WRITTEN INSTRUCTION
Show every line containing "resistance" by copying it.
=-=-=-=-=
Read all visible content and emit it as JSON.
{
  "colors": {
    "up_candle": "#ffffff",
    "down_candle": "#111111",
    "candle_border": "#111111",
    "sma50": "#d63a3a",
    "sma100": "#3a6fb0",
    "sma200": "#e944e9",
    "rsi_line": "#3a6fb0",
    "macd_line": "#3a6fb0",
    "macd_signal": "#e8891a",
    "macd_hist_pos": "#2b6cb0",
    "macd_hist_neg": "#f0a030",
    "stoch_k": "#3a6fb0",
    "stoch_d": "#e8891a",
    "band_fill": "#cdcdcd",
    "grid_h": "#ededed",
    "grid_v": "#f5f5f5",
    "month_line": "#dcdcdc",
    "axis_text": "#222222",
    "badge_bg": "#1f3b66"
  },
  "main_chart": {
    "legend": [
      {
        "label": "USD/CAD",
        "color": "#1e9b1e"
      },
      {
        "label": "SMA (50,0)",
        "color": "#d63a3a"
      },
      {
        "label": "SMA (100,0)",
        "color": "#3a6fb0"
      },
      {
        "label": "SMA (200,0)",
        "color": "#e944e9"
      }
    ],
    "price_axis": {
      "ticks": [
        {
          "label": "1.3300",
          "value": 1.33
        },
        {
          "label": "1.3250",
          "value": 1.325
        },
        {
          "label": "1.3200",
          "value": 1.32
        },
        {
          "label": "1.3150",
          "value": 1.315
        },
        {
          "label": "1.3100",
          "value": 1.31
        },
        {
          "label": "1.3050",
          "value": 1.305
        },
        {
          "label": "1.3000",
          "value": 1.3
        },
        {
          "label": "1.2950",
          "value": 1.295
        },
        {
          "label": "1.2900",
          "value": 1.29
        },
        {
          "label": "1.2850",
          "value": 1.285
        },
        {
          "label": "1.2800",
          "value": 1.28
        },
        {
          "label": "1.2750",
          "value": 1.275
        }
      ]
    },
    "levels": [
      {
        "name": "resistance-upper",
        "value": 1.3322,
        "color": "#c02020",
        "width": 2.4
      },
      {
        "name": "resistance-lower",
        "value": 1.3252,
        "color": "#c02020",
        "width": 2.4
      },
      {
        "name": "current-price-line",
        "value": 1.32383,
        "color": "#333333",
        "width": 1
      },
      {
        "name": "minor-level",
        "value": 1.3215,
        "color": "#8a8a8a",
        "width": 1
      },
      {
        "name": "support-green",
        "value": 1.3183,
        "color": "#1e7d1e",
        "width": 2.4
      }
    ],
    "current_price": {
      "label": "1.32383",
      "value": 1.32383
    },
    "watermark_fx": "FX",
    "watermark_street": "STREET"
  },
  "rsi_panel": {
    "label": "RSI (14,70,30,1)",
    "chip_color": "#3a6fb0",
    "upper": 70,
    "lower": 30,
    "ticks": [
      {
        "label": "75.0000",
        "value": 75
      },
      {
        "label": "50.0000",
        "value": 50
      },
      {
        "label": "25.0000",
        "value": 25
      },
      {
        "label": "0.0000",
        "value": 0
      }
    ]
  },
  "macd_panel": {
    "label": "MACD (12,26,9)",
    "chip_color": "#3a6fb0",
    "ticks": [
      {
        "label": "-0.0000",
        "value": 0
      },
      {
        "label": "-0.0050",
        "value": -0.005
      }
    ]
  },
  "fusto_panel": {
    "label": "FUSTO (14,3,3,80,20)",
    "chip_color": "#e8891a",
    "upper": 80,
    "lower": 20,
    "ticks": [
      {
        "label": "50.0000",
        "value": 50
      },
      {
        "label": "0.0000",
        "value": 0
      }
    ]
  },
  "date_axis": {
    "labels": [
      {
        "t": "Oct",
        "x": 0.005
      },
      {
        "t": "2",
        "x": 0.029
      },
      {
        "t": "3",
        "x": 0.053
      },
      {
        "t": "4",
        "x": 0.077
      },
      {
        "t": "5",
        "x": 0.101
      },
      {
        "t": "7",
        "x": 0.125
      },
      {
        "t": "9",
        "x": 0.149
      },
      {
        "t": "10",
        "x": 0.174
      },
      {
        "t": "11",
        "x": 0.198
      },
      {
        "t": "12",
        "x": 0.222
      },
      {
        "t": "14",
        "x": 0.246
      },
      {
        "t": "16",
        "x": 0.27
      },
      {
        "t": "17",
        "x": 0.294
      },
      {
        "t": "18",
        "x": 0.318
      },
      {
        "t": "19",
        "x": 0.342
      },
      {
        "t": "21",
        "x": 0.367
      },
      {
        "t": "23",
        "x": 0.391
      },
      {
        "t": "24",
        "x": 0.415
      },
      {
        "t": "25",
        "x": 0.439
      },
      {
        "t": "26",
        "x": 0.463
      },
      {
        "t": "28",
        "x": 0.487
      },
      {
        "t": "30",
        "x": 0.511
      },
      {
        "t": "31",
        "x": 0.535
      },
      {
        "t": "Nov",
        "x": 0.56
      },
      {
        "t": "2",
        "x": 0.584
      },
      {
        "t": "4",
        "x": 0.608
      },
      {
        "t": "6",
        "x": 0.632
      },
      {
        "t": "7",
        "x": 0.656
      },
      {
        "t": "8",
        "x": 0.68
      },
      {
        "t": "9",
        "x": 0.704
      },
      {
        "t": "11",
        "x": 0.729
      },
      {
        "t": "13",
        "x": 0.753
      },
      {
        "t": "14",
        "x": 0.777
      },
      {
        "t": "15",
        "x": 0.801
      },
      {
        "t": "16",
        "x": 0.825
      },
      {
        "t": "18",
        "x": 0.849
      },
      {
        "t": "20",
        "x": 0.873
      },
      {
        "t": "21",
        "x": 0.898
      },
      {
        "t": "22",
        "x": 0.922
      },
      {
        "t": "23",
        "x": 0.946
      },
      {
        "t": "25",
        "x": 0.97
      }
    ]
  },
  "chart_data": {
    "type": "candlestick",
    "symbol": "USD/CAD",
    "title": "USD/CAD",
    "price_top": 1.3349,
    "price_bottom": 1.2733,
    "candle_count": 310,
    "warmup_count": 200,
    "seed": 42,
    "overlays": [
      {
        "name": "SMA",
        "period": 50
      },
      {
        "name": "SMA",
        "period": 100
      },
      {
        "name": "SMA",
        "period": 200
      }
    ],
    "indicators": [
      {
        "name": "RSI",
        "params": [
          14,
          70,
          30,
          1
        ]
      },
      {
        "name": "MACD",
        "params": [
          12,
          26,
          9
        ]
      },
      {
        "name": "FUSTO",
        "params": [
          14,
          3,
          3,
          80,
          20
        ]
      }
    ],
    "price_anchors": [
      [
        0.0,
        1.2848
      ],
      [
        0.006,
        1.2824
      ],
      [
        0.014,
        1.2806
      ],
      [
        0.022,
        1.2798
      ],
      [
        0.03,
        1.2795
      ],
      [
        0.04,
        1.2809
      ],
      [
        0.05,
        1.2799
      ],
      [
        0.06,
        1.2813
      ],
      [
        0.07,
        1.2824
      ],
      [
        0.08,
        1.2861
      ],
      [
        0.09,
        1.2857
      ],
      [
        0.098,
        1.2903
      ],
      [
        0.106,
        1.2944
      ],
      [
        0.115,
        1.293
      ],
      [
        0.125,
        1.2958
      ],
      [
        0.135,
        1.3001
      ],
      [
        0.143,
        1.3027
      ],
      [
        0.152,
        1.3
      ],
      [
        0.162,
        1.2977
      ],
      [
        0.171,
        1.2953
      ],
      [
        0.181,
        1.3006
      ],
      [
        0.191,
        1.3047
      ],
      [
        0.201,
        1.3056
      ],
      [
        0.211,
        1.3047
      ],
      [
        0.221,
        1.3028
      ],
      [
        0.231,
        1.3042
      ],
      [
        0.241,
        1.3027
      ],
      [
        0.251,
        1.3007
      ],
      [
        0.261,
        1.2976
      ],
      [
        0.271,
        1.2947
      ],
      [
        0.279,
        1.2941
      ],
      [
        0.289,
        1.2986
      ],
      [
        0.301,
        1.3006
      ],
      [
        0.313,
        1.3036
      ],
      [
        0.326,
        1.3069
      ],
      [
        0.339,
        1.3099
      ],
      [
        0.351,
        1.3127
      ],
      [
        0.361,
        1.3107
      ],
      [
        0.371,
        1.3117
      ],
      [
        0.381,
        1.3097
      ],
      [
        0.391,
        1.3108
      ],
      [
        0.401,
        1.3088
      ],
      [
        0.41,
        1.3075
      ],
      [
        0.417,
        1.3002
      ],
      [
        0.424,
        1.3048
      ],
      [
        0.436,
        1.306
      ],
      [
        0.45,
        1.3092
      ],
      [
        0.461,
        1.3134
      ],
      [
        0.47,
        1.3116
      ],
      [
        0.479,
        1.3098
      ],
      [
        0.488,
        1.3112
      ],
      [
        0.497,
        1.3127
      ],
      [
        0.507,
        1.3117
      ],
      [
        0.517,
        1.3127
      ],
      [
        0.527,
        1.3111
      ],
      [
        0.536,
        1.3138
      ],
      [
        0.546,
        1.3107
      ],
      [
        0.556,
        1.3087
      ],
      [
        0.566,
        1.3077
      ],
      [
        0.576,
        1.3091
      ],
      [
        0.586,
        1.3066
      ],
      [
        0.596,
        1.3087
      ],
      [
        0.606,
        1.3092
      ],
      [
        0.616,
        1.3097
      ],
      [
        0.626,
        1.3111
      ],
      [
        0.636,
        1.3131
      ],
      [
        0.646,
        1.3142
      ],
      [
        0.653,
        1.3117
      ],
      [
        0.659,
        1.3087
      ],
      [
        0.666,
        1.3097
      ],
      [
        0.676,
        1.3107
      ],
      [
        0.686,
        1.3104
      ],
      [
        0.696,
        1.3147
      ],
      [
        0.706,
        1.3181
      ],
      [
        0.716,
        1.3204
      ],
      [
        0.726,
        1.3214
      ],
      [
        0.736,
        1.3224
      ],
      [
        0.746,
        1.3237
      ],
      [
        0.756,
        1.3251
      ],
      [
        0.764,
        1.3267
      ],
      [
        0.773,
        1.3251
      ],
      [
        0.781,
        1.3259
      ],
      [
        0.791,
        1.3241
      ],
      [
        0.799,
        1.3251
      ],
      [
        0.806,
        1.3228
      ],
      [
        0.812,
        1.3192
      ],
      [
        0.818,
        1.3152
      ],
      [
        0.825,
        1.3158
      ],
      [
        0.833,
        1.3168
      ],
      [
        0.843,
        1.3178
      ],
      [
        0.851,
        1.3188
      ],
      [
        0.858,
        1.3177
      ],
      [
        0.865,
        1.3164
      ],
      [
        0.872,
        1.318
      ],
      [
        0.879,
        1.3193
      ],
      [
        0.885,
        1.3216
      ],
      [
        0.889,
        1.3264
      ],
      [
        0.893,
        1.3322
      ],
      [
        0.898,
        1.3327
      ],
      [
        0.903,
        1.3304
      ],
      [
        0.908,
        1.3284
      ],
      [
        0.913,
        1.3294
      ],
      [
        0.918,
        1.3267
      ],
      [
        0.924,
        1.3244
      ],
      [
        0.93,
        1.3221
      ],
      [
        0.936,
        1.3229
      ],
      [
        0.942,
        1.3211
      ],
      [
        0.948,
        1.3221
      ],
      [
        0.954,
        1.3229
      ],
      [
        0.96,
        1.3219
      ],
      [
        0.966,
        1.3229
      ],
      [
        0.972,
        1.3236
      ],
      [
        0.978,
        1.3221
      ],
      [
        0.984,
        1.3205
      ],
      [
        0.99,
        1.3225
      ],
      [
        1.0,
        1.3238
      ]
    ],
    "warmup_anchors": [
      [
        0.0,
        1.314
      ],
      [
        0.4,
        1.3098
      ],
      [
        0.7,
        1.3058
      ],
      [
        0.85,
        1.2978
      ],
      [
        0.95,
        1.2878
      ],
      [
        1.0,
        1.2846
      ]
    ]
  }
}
=-=-=-=-=
TASK OUTPUT
        "name": "resistance-upper",
        "name": "resistance-lower",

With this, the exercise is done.